Extracted records

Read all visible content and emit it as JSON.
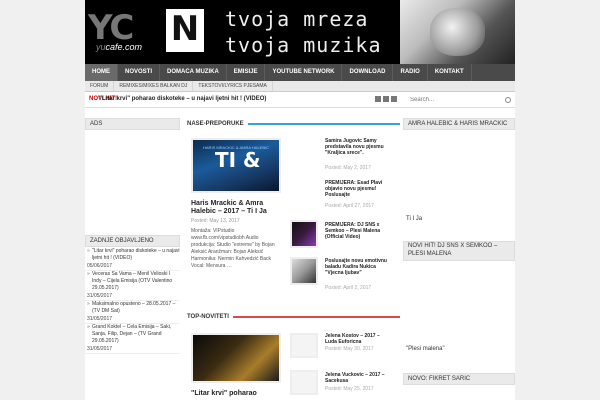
{
  "header": {
    "logo_main": "YC",
    "logo_box": "N",
    "logo_sub_prefix": "yu",
    "logo_sub_suffix": "cafe.com",
    "tagline_line1": "tvoja mreza",
    "tagline_line2": "tvoja muzika"
  },
  "nav": {
    "items": [
      "HOME",
      "NOVOSTI",
      "DOMACA MUZIKA",
      "EMISIJE",
      "YOUTUBE NETWORK",
      "DOWNLOAD",
      "RADIO",
      "KONTAKT"
    ]
  },
  "subnav": {
    "items": [
      "FORUM",
      "REMIXES/MIXES BALKAN DJ",
      "TEKSTOVI/LYRICS PJESAMA"
    ]
  },
  "ticker": {
    "label": "NOVI HIT!",
    "text": "\"Litar krvi\" poharao diskoteke – u najavi ljetni hit ! (VIDEO)"
  },
  "search": {
    "placeholder": "Search..."
  },
  "left_sidebar": {
    "ads_title": "ADS",
    "recent_title": "ZADNJE OBJAVLJENO",
    "recent": [
      {
        "title": "\"Litar krvi\" poharao diskoteke – u najavi ljetni hit ! (VIDEO)",
        "date": "05/06/2017"
      },
      {
        "title": "Veceras Sa Vama – Menil Velioski I Indy – Cijela Emisija (OTV Valentino 29.05.2017)",
        "date": "31/05/2017"
      },
      {
        "title": "Maksimalno opusteno – 28.05.2017 – (TV DM Sat)",
        "date": "31/05/2017"
      },
      {
        "title": "Grand Koktel – Cela Emisija – Saki, Sanja, Filip, Dejan – (TV Grand 29.05.2017)",
        "date": "31/05/2017"
      }
    ]
  },
  "preporuke": {
    "heading": "NASE-PREPORUKE",
    "accent": "#3d9fd8",
    "featured": {
      "title": "Haris Mrackic & Amra Halebic – 2017 – Ti I Ja",
      "date": "Posted: May 13, 2017",
      "excerpt": "Montaža: VIPstudio www.fb.com/vipstudiobh Audio produkcija: Studio \"extreme\" by Bojan Aleksić Aranžman: Bojan Aleksić Harmonika: Nermin Kahvedzić Back Vocal: Mensura …",
      "thumb_big": "TI  &",
      "thumb_small": "HARIS MRACKIC & AMRA HALEBIC"
    },
    "side": [
      {
        "title": "Samira Jugovic Samy predstavila novu pjesmu \"Kraljica srece\".",
        "date": "Posted: May 2, 2017"
      },
      {
        "title": "PREMIJERA: Esad Plavi objavio novu pjesmu! Poslusajte",
        "date": "Posted: April 27, 2017"
      },
      {
        "title": "PREMIJERA: DJ SNS x Semkoo – Plesi Malena (Official Video)",
        "date": "Posted: April 26, 2017"
      },
      {
        "title": "Poslusajte novu emotivnu baladu Kadira Nukica \"Vjecna ljubav\"",
        "date": "Posted: April 2, 2017"
      }
    ]
  },
  "noviteti": {
    "heading": "TOP-NOVITETI",
    "accent": "#d94b4b",
    "featured_title": "\"Litar krvi\" poharao",
    "side": [
      {
        "title": "Jelena Kostov – 2017 – Luda Euforicna",
        "date": "Posted: May 30, 2017"
      },
      {
        "title": "Jelena Vuckovic – 2017 – Sacekusa",
        "date": "Posted: May 25, 2017"
      }
    ]
  },
  "right_sidebar": {
    "w1_title": "AMRA HALEBIC & HARIS MRACKIC",
    "w1_text": "Ti I Ja",
    "w2_title": "NOVI HIT! DJ SNS X SEMKOO – PLESI MALENA",
    "w2_text": "\"Plesi malena\"",
    "w3_title": "NOVO: FIKRET SARIC"
  }
}
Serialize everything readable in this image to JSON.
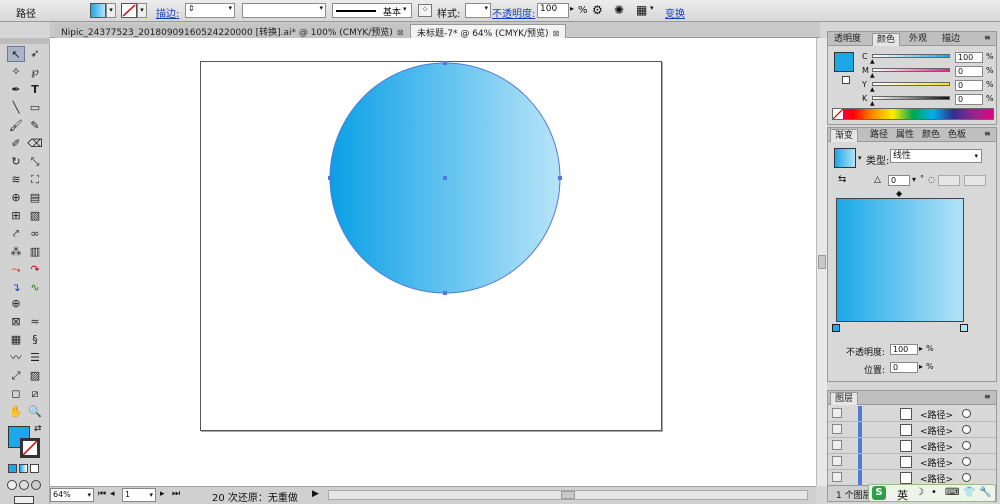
{
  "control_bar": {
    "object_type": "路径",
    "stroke_label": "描边:",
    "stroke_profile": "基本",
    "style_label": "样式:",
    "opacity_label": "不透明度:",
    "opacity_value": "100",
    "opacity_unit": "%",
    "transform_link": "变换"
  },
  "doc_tabs": [
    {
      "label": "Nipic_24377523_20180909160524220000  [转换].ai* @ 100% (CMYK/预览)",
      "close": "⊠"
    },
    {
      "label": "未标题-7* @ 64% (CMYK/预览)",
      "close": "⊠"
    }
  ],
  "color_panel": {
    "tabs": [
      "透明度",
      "颜色",
      "外观",
      "描边"
    ],
    "channels": [
      {
        "label": "C",
        "value": "100",
        "unit": "%",
        "color": "#1aa8e8"
      },
      {
        "label": "M",
        "value": "0",
        "unit": "%",
        "color": "#e0288c"
      },
      {
        "label": "Y",
        "value": "0",
        "unit": "%",
        "color": "#f2e600"
      },
      {
        "label": "K",
        "value": "0",
        "unit": "%",
        "color": "#111111"
      }
    ]
  },
  "gradient_panel": {
    "tabs": [
      "渐变",
      "路径",
      "属性",
      "颜色",
      "色板"
    ],
    "type_label": "类型:",
    "type_value": "线性",
    "angle_value": "0",
    "angle_unit": "°",
    "opacity_label": "不透明度:",
    "opacity_value": "100",
    "opacity_unit": "%",
    "position_label": "位置:",
    "position_value": "0",
    "position_unit": "%",
    "start_color": "#1aa8e8",
    "end_color": "#b3e3f7"
  },
  "layers_panel": {
    "tab": "图层",
    "rows": [
      {
        "name": "<路径>"
      },
      {
        "name": "<路径>"
      },
      {
        "name": "<路径>"
      },
      {
        "name": "<路径>"
      },
      {
        "name": "<路径>"
      }
    ],
    "footer_label": "1 个图层"
  },
  "status_bar": {
    "zoom": "64%",
    "page": "1",
    "undo_status": "20 次还原：无重做"
  },
  "ime_bar": {
    "lang": "英"
  },
  "artwork": {
    "circle_color_left": "#0aa0e6",
    "circle_color_right": "#b8e4f8"
  }
}
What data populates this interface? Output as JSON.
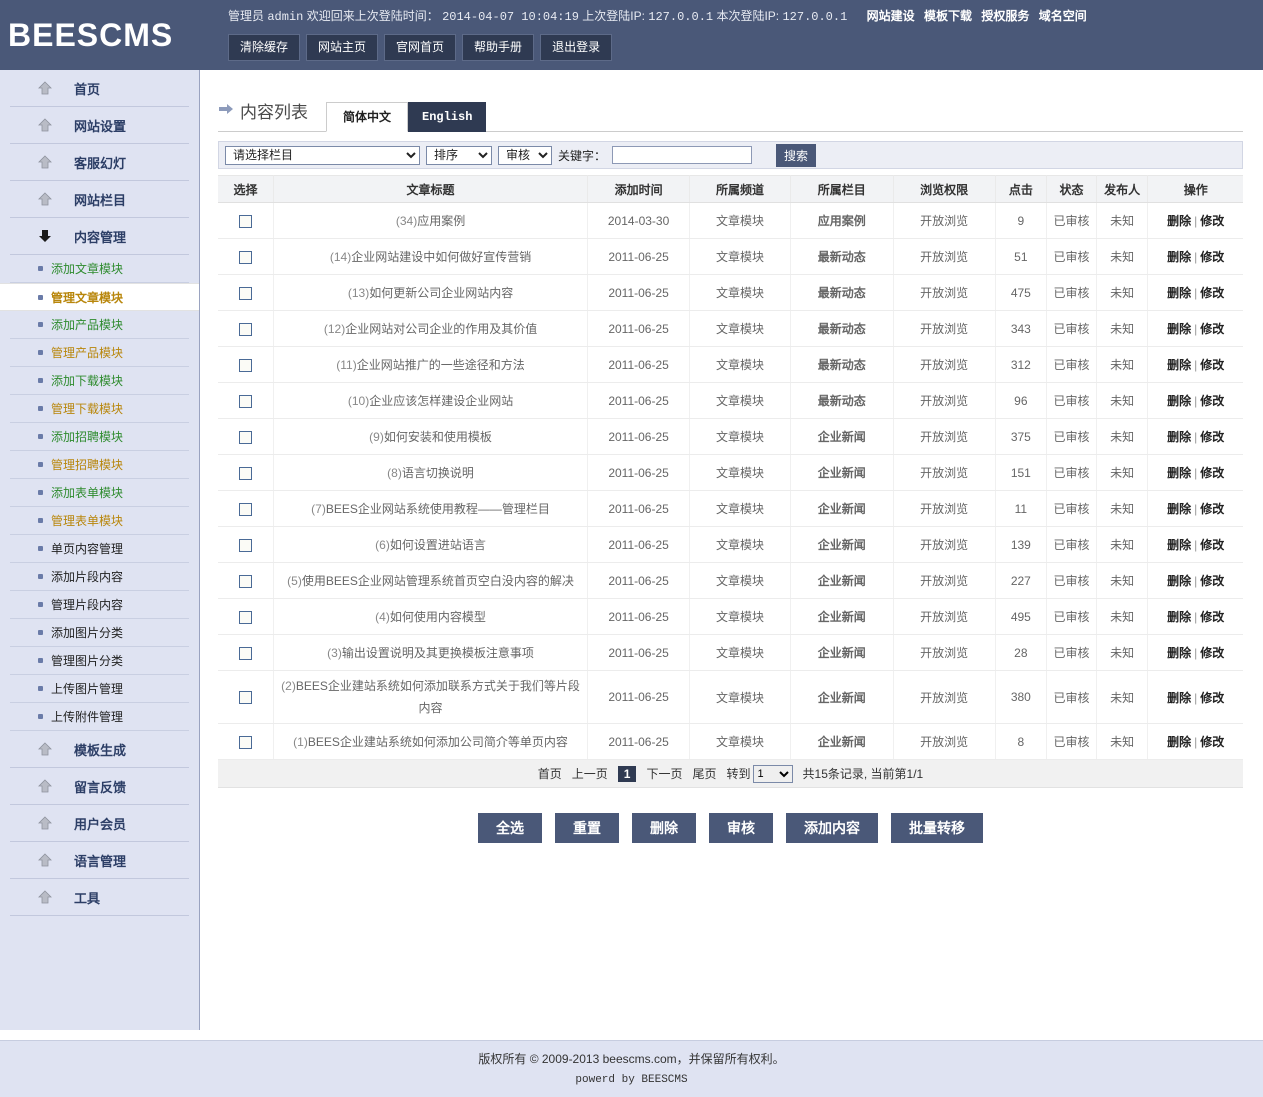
{
  "brand": {
    "logo": "BEESCMS"
  },
  "topbar": {
    "info_prefix": "管理员",
    "admin_name": "admin",
    "welcome": "欢迎回来上次登陆时间：",
    "last_login_time": "2014-04-07 10:04:19",
    "last_ip_label": "上次登陆IP:",
    "last_ip": "127.0.0.1",
    "cur_ip_label": "本次登陆IP:",
    "cur_ip": "127.0.0.1",
    "links": [
      "网站建设",
      "模板下载",
      "授权服务",
      "域名空间"
    ],
    "menu": [
      "清除缓存",
      "网站主页",
      "官网首页",
      "帮助手册",
      "退出登录"
    ]
  },
  "sidebar": {
    "groups": [
      {
        "label": "首页",
        "icon": "arrow-up-icon",
        "expanded": false
      },
      {
        "label": "网站设置",
        "icon": "arrow-up-icon",
        "expanded": false
      },
      {
        "label": "客服幻灯",
        "icon": "arrow-up-icon",
        "expanded": false
      },
      {
        "label": "网站栏目",
        "icon": "arrow-up-icon",
        "expanded": false
      },
      {
        "label": "内容管理",
        "icon": "arrow-down-icon",
        "expanded": true
      }
    ],
    "sub_items": [
      {
        "label": "添加文章模块",
        "style": "green",
        "active": false
      },
      {
        "label": "管理文章模块",
        "style": "gold",
        "active": true
      },
      {
        "label": "添加产品模块",
        "style": "green",
        "active": false
      },
      {
        "label": "管理产品模块",
        "style": "gold",
        "active": false
      },
      {
        "label": "添加下载模块",
        "style": "green",
        "active": false
      },
      {
        "label": "管理下载模块",
        "style": "gold",
        "active": false
      },
      {
        "label": "添加招聘模块",
        "style": "green",
        "active": false
      },
      {
        "label": "管理招聘模块",
        "style": "gold",
        "active": false
      },
      {
        "label": "添加表单模块",
        "style": "green",
        "active": false
      },
      {
        "label": "管理表单模块",
        "style": "gold",
        "active": false
      },
      {
        "label": "单页内容管理",
        "style": "dark",
        "active": false
      },
      {
        "label": "添加片段内容",
        "style": "dark",
        "active": false
      },
      {
        "label": "管理片段内容",
        "style": "dark",
        "active": false
      },
      {
        "label": "添加图片分类",
        "style": "dark",
        "active": false
      },
      {
        "label": "管理图片分类",
        "style": "dark",
        "active": false
      },
      {
        "label": "上传图片管理",
        "style": "dark",
        "active": false
      },
      {
        "label": "上传附件管理",
        "style": "dark",
        "active": false
      }
    ],
    "groups_after": [
      {
        "label": "模板生成",
        "icon": "arrow-up-icon"
      },
      {
        "label": "留言反馈",
        "icon": "arrow-up-icon"
      },
      {
        "label": "用户会员",
        "icon": "arrow-up-icon"
      },
      {
        "label": "语言管理",
        "icon": "arrow-up-icon"
      },
      {
        "label": "工具",
        "icon": "arrow-up-icon"
      }
    ]
  },
  "page": {
    "title": "内容列表",
    "tabs": [
      {
        "label": "简体中文",
        "active": true
      },
      {
        "label": "English",
        "active": false
      }
    ]
  },
  "filters": {
    "column_select": "请选择栏目",
    "sort_select": "排序",
    "audit_select": "审核",
    "keyword_label": "关键字：",
    "keyword_value": "",
    "keyword_placeholder": "",
    "search_button": "搜索"
  },
  "table": {
    "headers": [
      "选择",
      "文章标题",
      "添加时间",
      "所属频道",
      "所属栏目",
      "浏览权限",
      "点击",
      "状态",
      "发布人",
      "操作"
    ],
    "action_delete": "删除",
    "action_edit": "修改",
    "action_sep": "|",
    "rows": [
      {
        "idx": "(34)",
        "title": "应用案例",
        "date": "2014-03-30",
        "channel": "文章模块",
        "column": "应用案例",
        "perm": "开放浏览",
        "hits": "9",
        "status": "已审核",
        "author": "未知"
      },
      {
        "idx": "(14)",
        "title": "企业网站建设中如何做好宣传营销",
        "date": "2011-06-25",
        "channel": "文章模块",
        "column": "最新动态",
        "perm": "开放浏览",
        "hits": "51",
        "status": "已审核",
        "author": "未知"
      },
      {
        "idx": "(13)",
        "title": "如何更新公司企业网站内容",
        "date": "2011-06-25",
        "channel": "文章模块",
        "column": "最新动态",
        "perm": "开放浏览",
        "hits": "475",
        "status": "已审核",
        "author": "未知"
      },
      {
        "idx": "(12)",
        "title": "企业网站对公司企业的作用及其价值",
        "date": "2011-06-25",
        "channel": "文章模块",
        "column": "最新动态",
        "perm": "开放浏览",
        "hits": "343",
        "status": "已审核",
        "author": "未知"
      },
      {
        "idx": "(11)",
        "title": "企业网站推广的一些途径和方法",
        "date": "2011-06-25",
        "channel": "文章模块",
        "column": "最新动态",
        "perm": "开放浏览",
        "hits": "312",
        "status": "已审核",
        "author": "未知"
      },
      {
        "idx": "(10)",
        "title": "企业应该怎样建设企业网站",
        "date": "2011-06-25",
        "channel": "文章模块",
        "column": "最新动态",
        "perm": "开放浏览",
        "hits": "96",
        "status": "已审核",
        "author": "未知"
      },
      {
        "idx": "(9)",
        "title": "如何安装和使用模板",
        "date": "2011-06-25",
        "channel": "文章模块",
        "column": "企业新闻",
        "perm": "开放浏览",
        "hits": "375",
        "status": "已审核",
        "author": "未知"
      },
      {
        "idx": "(8)",
        "title": "语言切换说明",
        "date": "2011-06-25",
        "channel": "文章模块",
        "column": "企业新闻",
        "perm": "开放浏览",
        "hits": "151",
        "status": "已审核",
        "author": "未知"
      },
      {
        "idx": "(7)",
        "title": "BEES企业网站系统使用教程——管理栏目",
        "date": "2011-06-25",
        "channel": "文章模块",
        "column": "企业新闻",
        "perm": "开放浏览",
        "hits": "11",
        "status": "已审核",
        "author": "未知"
      },
      {
        "idx": "(6)",
        "title": "如何设置进站语言",
        "date": "2011-06-25",
        "channel": "文章模块",
        "column": "企业新闻",
        "perm": "开放浏览",
        "hits": "139",
        "status": "已审核",
        "author": "未知"
      },
      {
        "idx": "(5)",
        "title": "使用BEES企业网站管理系统首页空白没内容的解决",
        "date": "2011-06-25",
        "channel": "文章模块",
        "column": "企业新闻",
        "perm": "开放浏览",
        "hits": "227",
        "status": "已审核",
        "author": "未知"
      },
      {
        "idx": "(4)",
        "title": "如何使用内容模型",
        "date": "2011-06-25",
        "channel": "文章模块",
        "column": "企业新闻",
        "perm": "开放浏览",
        "hits": "495",
        "status": "已审核",
        "author": "未知"
      },
      {
        "idx": "(3)",
        "title": "输出设置说明及其更换模板注意事项",
        "date": "2011-06-25",
        "channel": "文章模块",
        "column": "企业新闻",
        "perm": "开放浏览",
        "hits": "28",
        "status": "已审核",
        "author": "未知"
      },
      {
        "idx": "(2)",
        "title": "BEES企业建站系统如何添加联系方式关于我们等片段内容",
        "date": "2011-06-25",
        "channel": "文章模块",
        "column": "企业新闻",
        "perm": "开放浏览",
        "hits": "380",
        "status": "已审核",
        "author": "未知"
      },
      {
        "idx": "(1)",
        "title": "BEES企业建站系统如何添加公司简介等单页内容",
        "date": "2011-06-25",
        "channel": "文章模块",
        "column": "企业新闻",
        "perm": "开放浏览",
        "hits": "8",
        "status": "已审核",
        "author": "未知"
      }
    ]
  },
  "pager": {
    "first": "首页",
    "prev": "上一页",
    "current": "1",
    "next": "下一页",
    "last": "尾页",
    "goto_label": "转到",
    "goto_value": "1",
    "summary": "共15条记录, 当前第1/1"
  },
  "actions": [
    "全选",
    "重置",
    "删除",
    "审核",
    "添加内容",
    "批量转移"
  ],
  "footer": {
    "copyright": "版权所有 © 2009-2013 beescms.com，并保留所有权利。",
    "powered": "powerd by BEESCMS"
  },
  "colors": {
    "header_bg": "#4a5878",
    "sidebar_bg": "#dfe3f2",
    "tab_active_bg": "#ffffff",
    "tab_inactive_bg": "#2f3a52",
    "accent_green": "#2e8b2e",
    "accent_gold": "#b8860b",
    "button_bg": "#4a5878"
  }
}
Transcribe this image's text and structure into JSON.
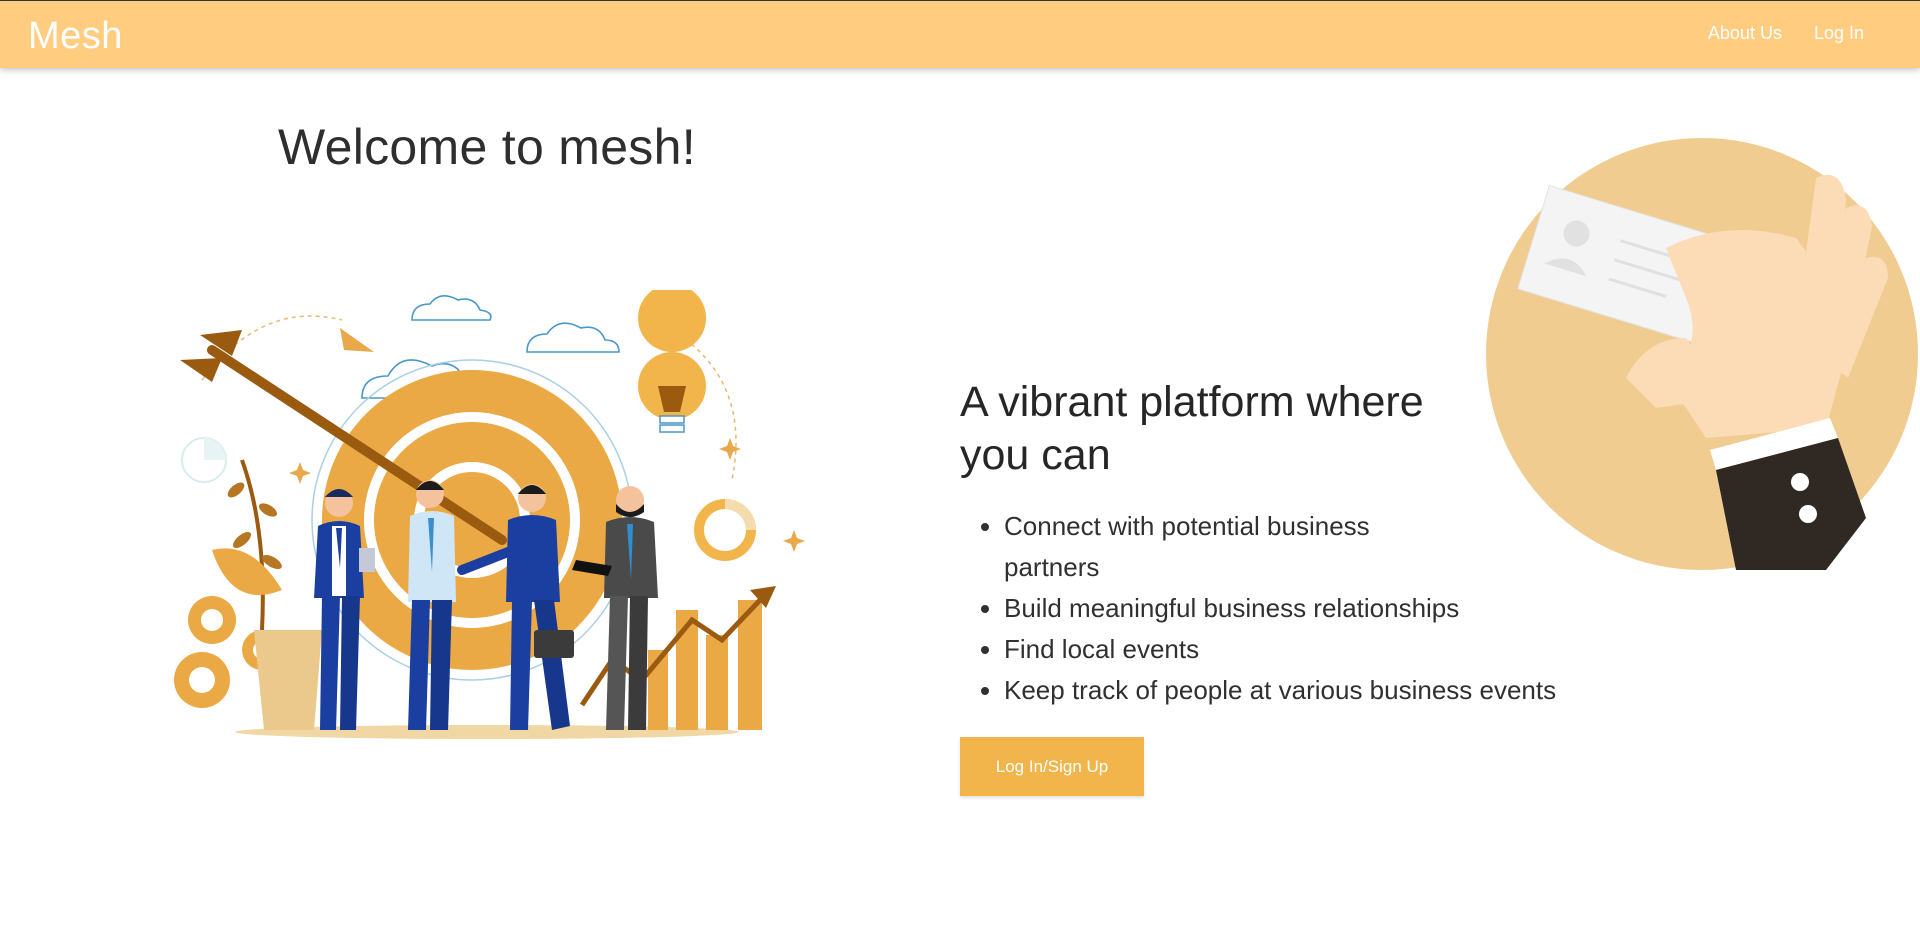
{
  "nav": {
    "brand": "Mesh",
    "links": [
      "About Us",
      "Log In"
    ]
  },
  "hero": {
    "welcome": "Welcome to mesh!"
  },
  "info": {
    "heading": "A vibrant platform where you can",
    "bullets": [
      "Connect with potential business partners",
      "Build meaningful business relationships",
      "Find local events",
      "Keep track of people at various business events"
    ],
    "cta_label": "Log In/Sign Up"
  },
  "colors": {
    "navbar": "#ffcc80",
    "accent": "#f2b54b",
    "card_circle": "#f0cc90",
    "text": "#2b2b2b"
  }
}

__Exercise details__.
Copy each line of the records containing the string "tvoja".

__Written solution__.
    "tagline_line1": "tvoja mreza",
    "tagline_line2": "tvoja muzika"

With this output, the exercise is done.